[Requirements]:
Copy each line below that contains "page".

-- BEGIN Extracted material --

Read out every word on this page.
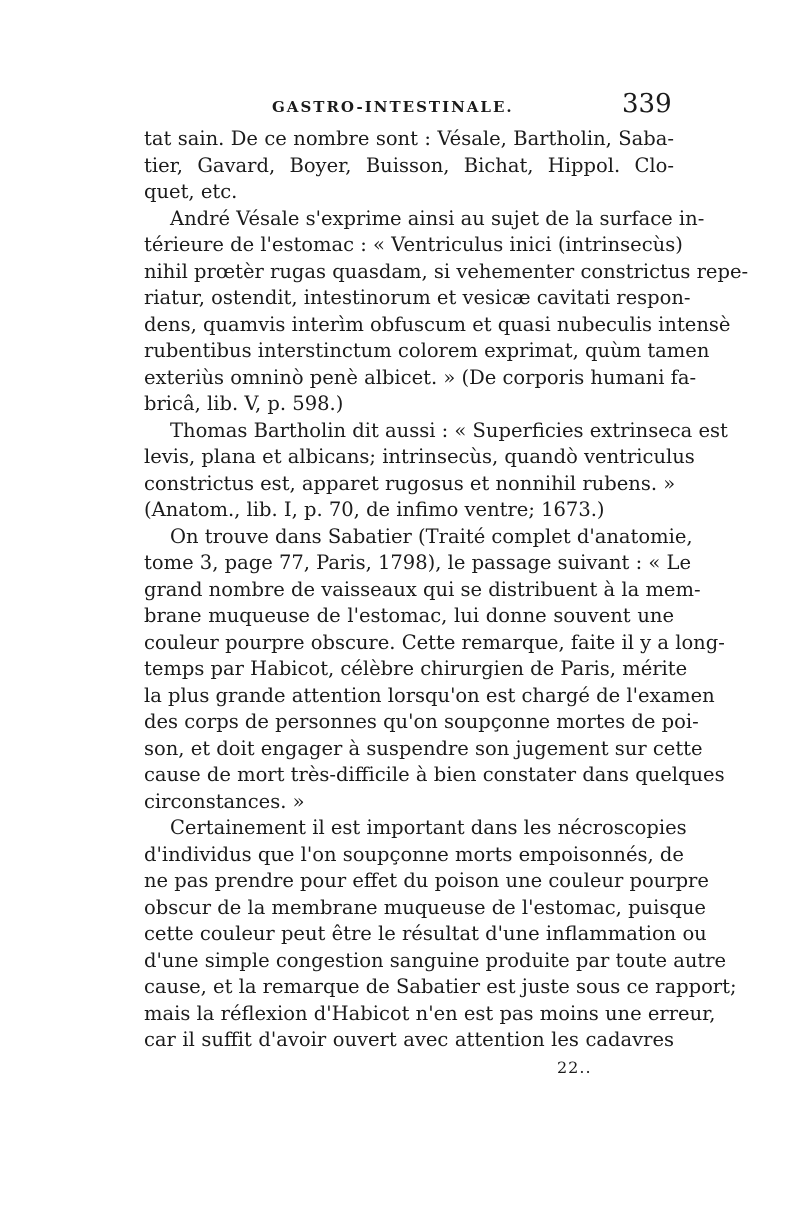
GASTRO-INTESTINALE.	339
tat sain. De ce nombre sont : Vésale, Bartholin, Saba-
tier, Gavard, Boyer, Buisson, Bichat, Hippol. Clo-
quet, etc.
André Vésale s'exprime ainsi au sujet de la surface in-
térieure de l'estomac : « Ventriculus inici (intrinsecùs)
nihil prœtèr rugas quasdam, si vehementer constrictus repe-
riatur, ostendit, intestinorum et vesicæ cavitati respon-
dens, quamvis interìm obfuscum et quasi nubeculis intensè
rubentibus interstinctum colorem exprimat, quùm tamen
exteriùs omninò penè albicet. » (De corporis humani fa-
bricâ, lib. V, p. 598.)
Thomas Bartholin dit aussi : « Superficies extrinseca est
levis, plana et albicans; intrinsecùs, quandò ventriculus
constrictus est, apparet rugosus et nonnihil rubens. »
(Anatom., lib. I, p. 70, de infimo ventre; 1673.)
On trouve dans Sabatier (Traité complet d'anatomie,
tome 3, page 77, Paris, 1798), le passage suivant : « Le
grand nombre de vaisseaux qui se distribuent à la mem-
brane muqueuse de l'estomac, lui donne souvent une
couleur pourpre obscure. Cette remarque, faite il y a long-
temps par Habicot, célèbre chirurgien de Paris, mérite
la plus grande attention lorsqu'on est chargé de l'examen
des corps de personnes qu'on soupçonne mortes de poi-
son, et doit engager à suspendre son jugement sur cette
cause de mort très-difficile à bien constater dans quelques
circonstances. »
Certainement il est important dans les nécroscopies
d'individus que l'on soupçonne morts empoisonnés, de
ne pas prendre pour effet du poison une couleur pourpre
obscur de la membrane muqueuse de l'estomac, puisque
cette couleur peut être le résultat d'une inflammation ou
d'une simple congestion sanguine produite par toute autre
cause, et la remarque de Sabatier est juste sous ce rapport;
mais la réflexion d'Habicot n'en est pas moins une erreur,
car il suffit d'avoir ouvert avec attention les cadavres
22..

-- END Extracted material --
-- BEGIN Extracted material --

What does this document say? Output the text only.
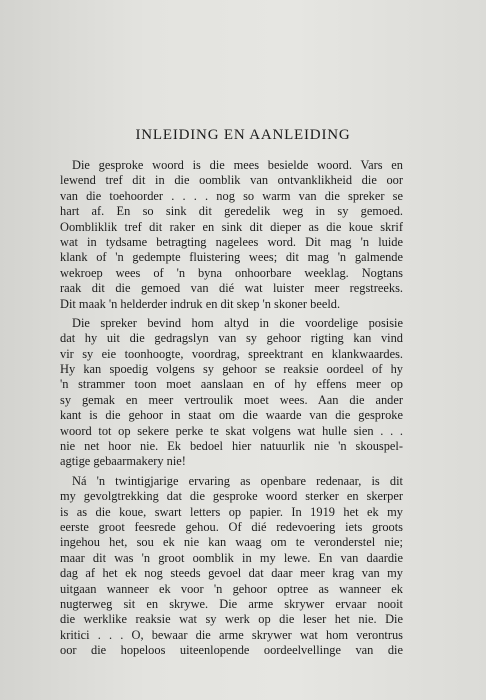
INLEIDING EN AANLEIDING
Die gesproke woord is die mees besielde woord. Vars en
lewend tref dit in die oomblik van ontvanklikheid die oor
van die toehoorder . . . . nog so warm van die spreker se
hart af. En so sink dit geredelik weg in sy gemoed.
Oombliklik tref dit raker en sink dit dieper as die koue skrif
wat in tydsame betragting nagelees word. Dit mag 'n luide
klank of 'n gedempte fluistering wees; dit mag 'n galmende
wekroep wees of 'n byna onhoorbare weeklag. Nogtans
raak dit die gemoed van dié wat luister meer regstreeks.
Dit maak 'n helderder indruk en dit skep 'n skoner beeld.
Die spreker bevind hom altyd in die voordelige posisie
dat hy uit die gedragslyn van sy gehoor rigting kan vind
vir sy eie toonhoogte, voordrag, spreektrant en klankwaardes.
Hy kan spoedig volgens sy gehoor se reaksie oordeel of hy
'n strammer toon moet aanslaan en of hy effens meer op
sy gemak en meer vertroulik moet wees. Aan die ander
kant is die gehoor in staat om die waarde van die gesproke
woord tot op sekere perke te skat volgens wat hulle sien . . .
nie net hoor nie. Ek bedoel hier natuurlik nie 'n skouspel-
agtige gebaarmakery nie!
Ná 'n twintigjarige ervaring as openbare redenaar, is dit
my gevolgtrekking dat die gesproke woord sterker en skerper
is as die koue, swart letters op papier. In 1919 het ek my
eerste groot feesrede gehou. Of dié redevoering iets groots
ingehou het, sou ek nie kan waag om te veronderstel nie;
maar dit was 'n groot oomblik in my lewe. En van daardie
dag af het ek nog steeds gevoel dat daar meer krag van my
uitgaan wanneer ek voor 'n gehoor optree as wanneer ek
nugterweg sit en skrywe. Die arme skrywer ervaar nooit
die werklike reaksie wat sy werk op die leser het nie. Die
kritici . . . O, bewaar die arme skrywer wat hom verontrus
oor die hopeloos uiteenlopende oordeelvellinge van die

-- END Extracted material --

[Task output]:
Read out every word on this page.
tome 3, page 77, Paris, 1798), le passage suivant : « Le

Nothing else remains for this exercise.